[Collected data]
********************

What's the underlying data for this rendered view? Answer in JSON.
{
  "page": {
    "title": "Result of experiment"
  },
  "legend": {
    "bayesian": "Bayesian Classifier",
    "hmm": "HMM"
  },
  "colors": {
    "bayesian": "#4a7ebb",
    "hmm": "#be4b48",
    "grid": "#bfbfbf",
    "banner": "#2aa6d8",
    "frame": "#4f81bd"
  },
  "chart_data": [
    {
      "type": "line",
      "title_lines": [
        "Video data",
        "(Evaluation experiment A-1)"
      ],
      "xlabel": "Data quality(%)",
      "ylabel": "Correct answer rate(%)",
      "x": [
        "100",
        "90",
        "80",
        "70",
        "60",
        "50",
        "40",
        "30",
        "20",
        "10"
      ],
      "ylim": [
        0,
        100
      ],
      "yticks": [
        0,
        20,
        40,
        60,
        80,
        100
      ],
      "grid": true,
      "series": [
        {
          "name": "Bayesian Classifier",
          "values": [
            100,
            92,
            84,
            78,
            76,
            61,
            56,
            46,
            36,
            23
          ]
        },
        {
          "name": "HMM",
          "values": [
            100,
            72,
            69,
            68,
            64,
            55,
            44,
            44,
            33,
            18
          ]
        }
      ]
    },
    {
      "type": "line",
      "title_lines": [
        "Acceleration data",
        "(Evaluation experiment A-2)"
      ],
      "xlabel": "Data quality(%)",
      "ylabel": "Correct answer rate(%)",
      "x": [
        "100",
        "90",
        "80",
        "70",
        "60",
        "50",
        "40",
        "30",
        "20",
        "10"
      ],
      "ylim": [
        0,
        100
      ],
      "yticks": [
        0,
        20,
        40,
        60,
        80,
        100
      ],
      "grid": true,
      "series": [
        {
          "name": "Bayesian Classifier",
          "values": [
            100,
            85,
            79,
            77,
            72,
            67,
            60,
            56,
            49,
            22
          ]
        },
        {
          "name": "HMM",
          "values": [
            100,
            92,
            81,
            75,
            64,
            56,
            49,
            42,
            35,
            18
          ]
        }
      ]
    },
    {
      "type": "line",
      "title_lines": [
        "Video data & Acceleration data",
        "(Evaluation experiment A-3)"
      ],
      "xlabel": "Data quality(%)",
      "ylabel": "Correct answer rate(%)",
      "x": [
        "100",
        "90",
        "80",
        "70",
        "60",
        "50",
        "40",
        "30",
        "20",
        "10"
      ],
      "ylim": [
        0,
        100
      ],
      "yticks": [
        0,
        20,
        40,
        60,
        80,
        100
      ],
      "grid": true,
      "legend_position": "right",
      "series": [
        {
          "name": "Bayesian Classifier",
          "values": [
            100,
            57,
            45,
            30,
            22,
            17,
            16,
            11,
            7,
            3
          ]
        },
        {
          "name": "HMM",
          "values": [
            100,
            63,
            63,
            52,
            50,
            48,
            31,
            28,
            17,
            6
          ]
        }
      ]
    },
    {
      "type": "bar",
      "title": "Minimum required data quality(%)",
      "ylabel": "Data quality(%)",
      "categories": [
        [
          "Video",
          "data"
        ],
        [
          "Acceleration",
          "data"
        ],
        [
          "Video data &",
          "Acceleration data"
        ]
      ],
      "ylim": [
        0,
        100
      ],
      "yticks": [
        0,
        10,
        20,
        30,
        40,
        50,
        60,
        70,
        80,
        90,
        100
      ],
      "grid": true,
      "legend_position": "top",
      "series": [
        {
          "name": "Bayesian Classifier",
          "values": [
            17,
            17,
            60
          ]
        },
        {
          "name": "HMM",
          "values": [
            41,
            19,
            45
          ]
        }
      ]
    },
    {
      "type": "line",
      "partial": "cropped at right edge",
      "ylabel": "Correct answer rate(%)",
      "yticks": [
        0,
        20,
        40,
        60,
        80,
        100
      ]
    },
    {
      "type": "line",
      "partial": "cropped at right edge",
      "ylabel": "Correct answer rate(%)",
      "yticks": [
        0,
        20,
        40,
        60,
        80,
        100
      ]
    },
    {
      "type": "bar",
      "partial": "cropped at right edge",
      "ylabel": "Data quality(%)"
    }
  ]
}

********************

▸ PROBLEM REQUIREMENTS
Provide an exact reproduction of all the entries shown above.

▸ WRITTEN REPLY
What's the underlying data for this rendered view? Answer in JSON.
{
  "page": {
    "title": "Result of experiment"
  },
  "legend": {
    "bayesian": "Bayesian Classifier",
    "hmm": "HMM"
  },
  "colors": {
    "bayesian": "#4a7ebb",
    "hmm": "#be4b48",
    "grid": "#bfbfbf",
    "banner": "#2aa6d8",
    "frame": "#4f81bd"
  },
  "chart_data": [
    {
      "type": "line",
      "title_lines": [
        "Video data",
        "(Evaluation experiment A-1)"
      ],
      "xlabel": "Data quality(%)",
      "ylabel": "Correct answer rate(%)",
      "x": [
        "100",
        "90",
        "80",
        "70",
        "60",
        "50",
        "40",
        "30",
        "20",
        "10"
      ],
      "ylim": [
        0,
        100
      ],
      "yticks": [
        0,
        20,
        40,
        60,
        80,
        100
      ],
      "grid": true,
      "series": [
        {
          "name": "Bayesian Classifier",
          "values": [
            100,
            92,
            84,
            78,
            76,
            61,
            56,
            46,
            36,
            23
          ]
        },
        {
          "name": "HMM",
          "values": [
            100,
            72,
            69,
            68,
            64,
            55,
            44,
            44,
            33,
            18
          ]
        }
      ]
    },
    {
      "type": "line",
      "title_lines": [
        "Acceleration data",
        "(Evaluation experiment A-2)"
      ],
      "xlabel": "Data quality(%)",
      "ylabel": "Correct answer rate(%)",
      "x": [
        "100",
        "90",
        "80",
        "70",
        "60",
        "50",
        "40",
        "30",
        "20",
        "10"
      ],
      "ylim": [
        0,
        100
      ],
      "yticks": [
        0,
        20,
        40,
        60,
        80,
        100
      ],
      "grid": true,
      "series": [
        {
          "name": "Bayesian Classifier",
          "values": [
            100,
            85,
            79,
            77,
            72,
            67,
            60,
            56,
            49,
            22
          ]
        },
        {
          "name": "HMM",
          "values": [
            100,
            92,
            81,
            75,
            64,
            56,
            49,
            42,
            35,
            18
          ]
        }
      ]
    },
    {
      "type": "line",
      "title_lines": [
        "Video data & Acceleration data",
        "(Evaluation experiment A-3)"
      ],
      "xlabel": "Data quality(%)",
      "ylabel": "Correct answer rate(%)",
      "x": [
        "100",
        "90",
        "80",
        "70",
        "60",
        "50",
        "40",
        "30",
        "20",
        "10"
      ],
      "ylim": [
        0,
        100
      ],
      "yticks": [
        0,
        20,
        40,
        60,
        80,
        100
      ],
      "grid": true,
      "legend_position": "right",
      "series": [
        {
          "name": "Bayesian Classifier",
          "values": [
            100,
            57,
            45,
            30,
            22,
            17,
            16,
            11,
            7,
            3
          ]
        },
        {
          "name": "HMM",
          "values": [
            100,
            63,
            63,
            52,
            50,
            48,
            31,
            28,
            17,
            6
          ]
        }
      ]
    },
    {
      "type": "bar",
      "title": "Minimum required data quality(%)",
      "ylabel": "Data quality(%)",
      "categories": [
        [
          "Video",
          "data"
        ],
        [
          "Acceleration",
          "data"
        ],
        [
          "Video data &",
          "Acceleration data"
        ]
      ],
      "ylim": [
        0,
        100
      ],
      "yticks": [
        0,
        10,
        20,
        30,
        40,
        50,
        60,
        70,
        80,
        90,
        100
      ],
      "grid": true,
      "legend_position": "top",
      "series": [
        {
          "name": "Bayesian Classifier",
          "values": [
            17,
            17,
            60
          ]
        },
        {
          "name": "HMM",
          "values": [
            41,
            19,
            45
          ]
        }
      ]
    },
    {
      "type": "line",
      "partial": "cropped at right edge",
      "ylabel": "Correct answer rate(%)",
      "yticks": [
        0,
        20,
        40,
        60,
        80,
        100
      ]
    },
    {
      "type": "line",
      "partial": "cropped at right edge",
      "ylabel": "Correct answer rate(%)",
      "yticks": [
        0,
        20,
        40,
        60,
        80,
        100
      ]
    },
    {
      "type": "bar",
      "partial": "cropped at right edge",
      "ylabel": "Data quality(%)"
    }
  ]
}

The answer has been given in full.